## Data to use
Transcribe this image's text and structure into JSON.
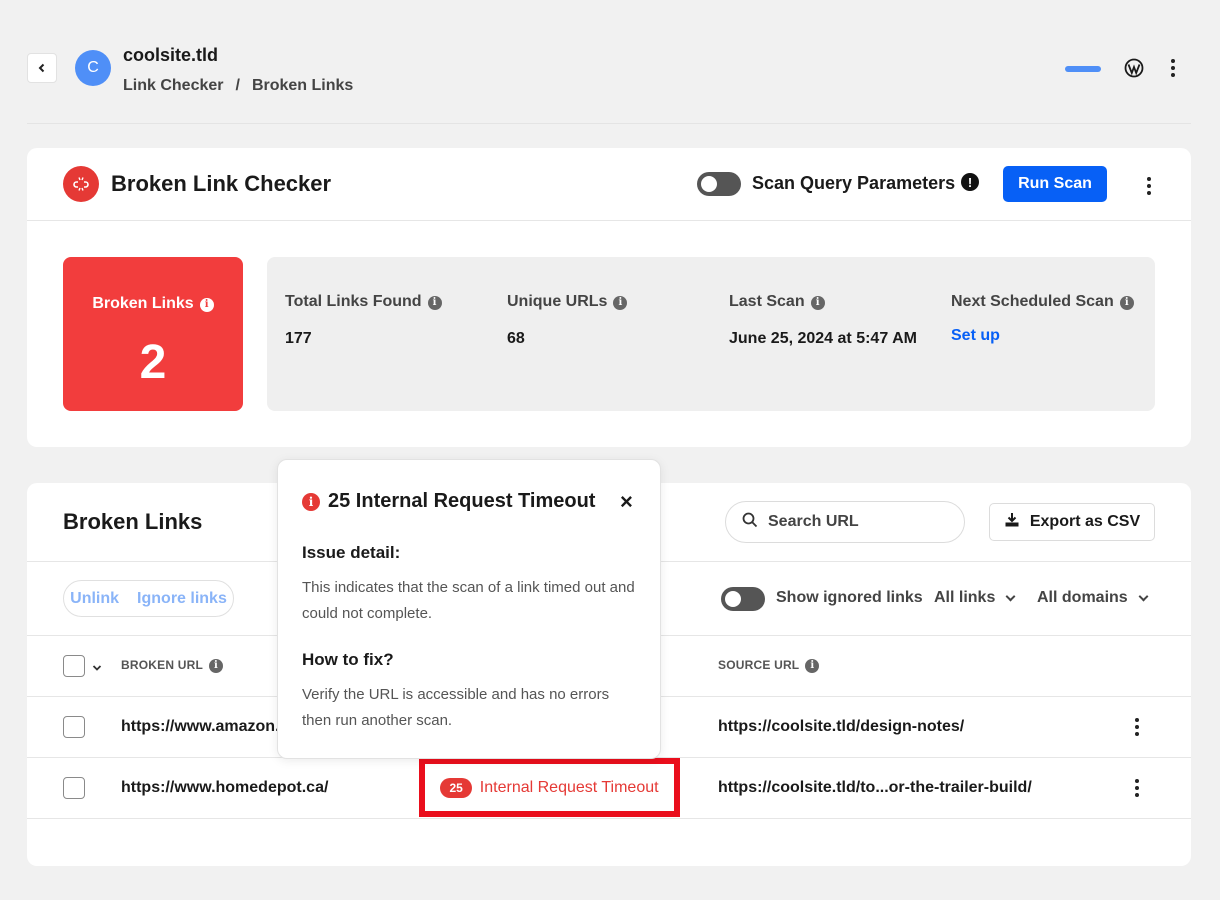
{
  "header": {
    "back_icon": "chevron-left-icon",
    "avatar_letter": "C",
    "site_name": "coolsite.tld",
    "breadcrumb": [
      "Link Checker",
      "/",
      "Broken Links"
    ],
    "accent": "#4f8ff7"
  },
  "checker": {
    "title": "Broken Link Checker",
    "toggle_label": "Scan Query Parameters",
    "toggle_on": false,
    "warn_glyph": "!",
    "run_label": "Run Scan",
    "brand_color": "#0760f6",
    "danger_color": "#f23d3d"
  },
  "summary": {
    "broken_label": "Broken Links",
    "broken_count": "2",
    "info_glyph": "i",
    "stats": [
      {
        "label": "Total Links Found",
        "value": "177"
      },
      {
        "label": "Unique URLs",
        "value": "68"
      },
      {
        "label": "Last Scan",
        "value": "June 25, 2024 at 5:47 AM"
      },
      {
        "label": "Next Scheduled Scan",
        "value": "Set up"
      }
    ]
  },
  "links": {
    "title": "Broken Links",
    "search_placeholder": "Search URL",
    "export_label": "Export as CSV",
    "bulk": {
      "unlink": "Unlink",
      "ignore": "Ignore links"
    },
    "show_ignored_label": "Show ignored links",
    "filter_links": "All links",
    "filter_domains": "All domains",
    "columns": {
      "broken_url": "BROKEN URL",
      "source_url": "SOURCE URL"
    },
    "rows": [
      {
        "broken_url": "https://www.amazon.c",
        "source_url": "https://coolsite.tld/design-notes/"
      },
      {
        "broken_url": "https://www.homedepot.ca/",
        "status_code": "25",
        "status_text": "Internal Request Timeout",
        "source_url": "https://coolsite.tld/to...or-the-trailer-build/"
      }
    ]
  },
  "popover": {
    "glyph": "i",
    "title": "25 Internal Request Timeout",
    "close": "×",
    "issue_heading": "Issue detail:",
    "issue_text": "This indicates that the scan of a link timed out and could not complete.",
    "fix_heading": "How to fix?",
    "fix_text": "Verify the URL is accessible and has no errors then run another scan."
  }
}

## Objective
Transcribe the full listing above exactly, with the images removed.

## Solution for this task
Transcribe this image's text and structure into JSON.
{
  "header": {
    "back_icon": "chevron-left-icon",
    "avatar_letter": "C",
    "site_name": "coolsite.tld",
    "breadcrumb": [
      "Link Checker",
      "/",
      "Broken Links"
    ],
    "accent": "#4f8ff7"
  },
  "checker": {
    "title": "Broken Link Checker",
    "toggle_label": "Scan Query Parameters",
    "toggle_on": false,
    "warn_glyph": "!",
    "run_label": "Run Scan",
    "brand_color": "#0760f6",
    "danger_color": "#f23d3d"
  },
  "summary": {
    "broken_label": "Broken Links",
    "broken_count": "2",
    "info_glyph": "i",
    "stats": [
      {
        "label": "Total Links Found",
        "value": "177"
      },
      {
        "label": "Unique URLs",
        "value": "68"
      },
      {
        "label": "Last Scan",
        "value": "June 25, 2024 at 5:47 AM"
      },
      {
        "label": "Next Scheduled Scan",
        "value": "Set up"
      }
    ]
  },
  "links": {
    "title": "Broken Links",
    "search_placeholder": "Search URL",
    "export_label": "Export as CSV",
    "bulk": {
      "unlink": "Unlink",
      "ignore": "Ignore links"
    },
    "show_ignored_label": "Show ignored links",
    "filter_links": "All links",
    "filter_domains": "All domains",
    "columns": {
      "broken_url": "BROKEN URL",
      "source_url": "SOURCE URL"
    },
    "rows": [
      {
        "broken_url": "https://www.amazon.c",
        "source_url": "https://coolsite.tld/design-notes/"
      },
      {
        "broken_url": "https://www.homedepot.ca/",
        "status_code": "25",
        "status_text": "Internal Request Timeout",
        "source_url": "https://coolsite.tld/to...or-the-trailer-build/"
      }
    ]
  },
  "popover": {
    "glyph": "i",
    "title": "25 Internal Request Timeout",
    "close": "×",
    "issue_heading": "Issue detail:",
    "issue_text": "This indicates that the scan of a link timed out and could not complete.",
    "fix_heading": "How to fix?",
    "fix_text": "Verify the URL is accessible and has no errors then run another scan."
  }
}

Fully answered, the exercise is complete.